• _WRITTEN TASK_: Put the lines of every item below into a numbered list, leaving out any blank lines and the pictures.
** start **
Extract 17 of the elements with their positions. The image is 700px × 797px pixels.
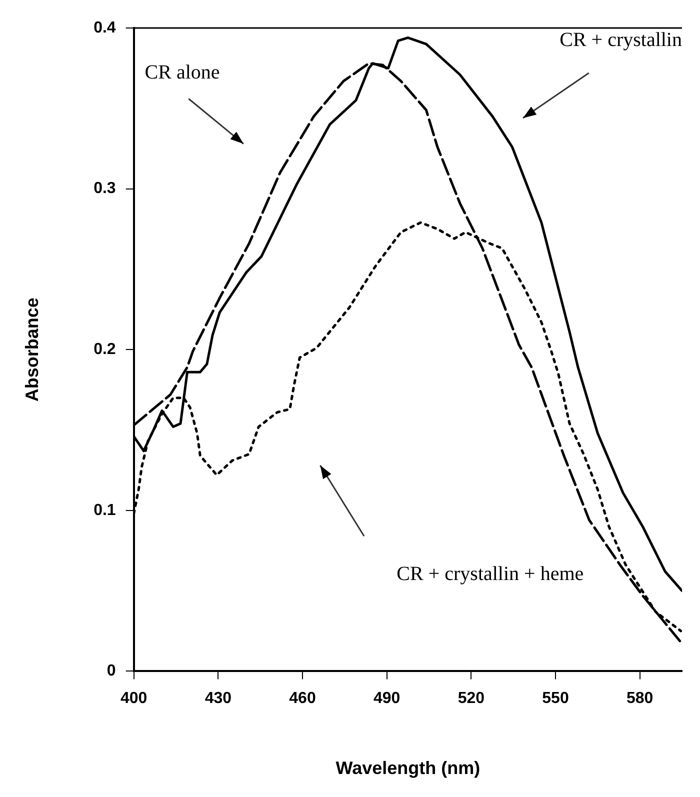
x-axis-title: Wavelength (nm) [336,758,480,778]
annotation: CR + crystallin + heme [396,562,584,585]
x-tick-label: 580 [626,690,654,708]
x-tick-label: 490 [373,690,400,708]
y-axis-title: Absorbance [22,298,42,402]
y-tick-label: 0.4 [94,19,116,36]
x-tick-label: 520 [458,690,485,708]
y-tick-label: 0.3 [94,180,116,198]
y-tick-label: 0 [106,662,116,680]
x-tick-label: 550 [542,690,569,708]
x-tick-label: 430 [204,690,232,708]
x-tick-label: 400 [120,690,148,708]
annotation: CR alone [144,61,220,84]
annotation: CR + crystallin [560,29,682,52]
y-tick-label: 0.1 [94,502,116,519]
y-tick-label: 0.2 [94,341,116,358]
x-tick-label: 460 [289,690,316,708]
** end **
• _TASK RESULT_:
1. Extract 17 of the elements with their positions. The image is 700px × 797px pixels.
2. x-axis-title: Wavelength (nm) [336,758,480,778]
3. annotation: CR + crystallin + heme [396,562,584,585]
4. x-tick-label: 580 [626,690,654,708]
5. x-tick-label: 490 [373,690,400,708]
6. y-axis-title: Absorbance [22,298,42,402]
7. y-tick-label: 0.4 [94,19,116,36]
8. x-tick-label: 520 [458,690,485,708]
9. y-tick-label: 0.3 [94,180,116,198]
10. y-tick-label: 0 [106,662,116,680]
11. x-tick-label: 550 [542,690,569,708]
12. x-tick-label: 430 [204,690,232,708]
13. x-tick-label: 400 [120,690,148,708]
14. annotation: CR alone [144,61,220,84]
15. annotation: CR + crystallin [560,29,682,52]
16. y-tick-label: 0.1 [94,502,116,519]
17. y-tick-label: 0.2 [94,341,116,358]
18. x-tick-label: 460 [289,690,316,708]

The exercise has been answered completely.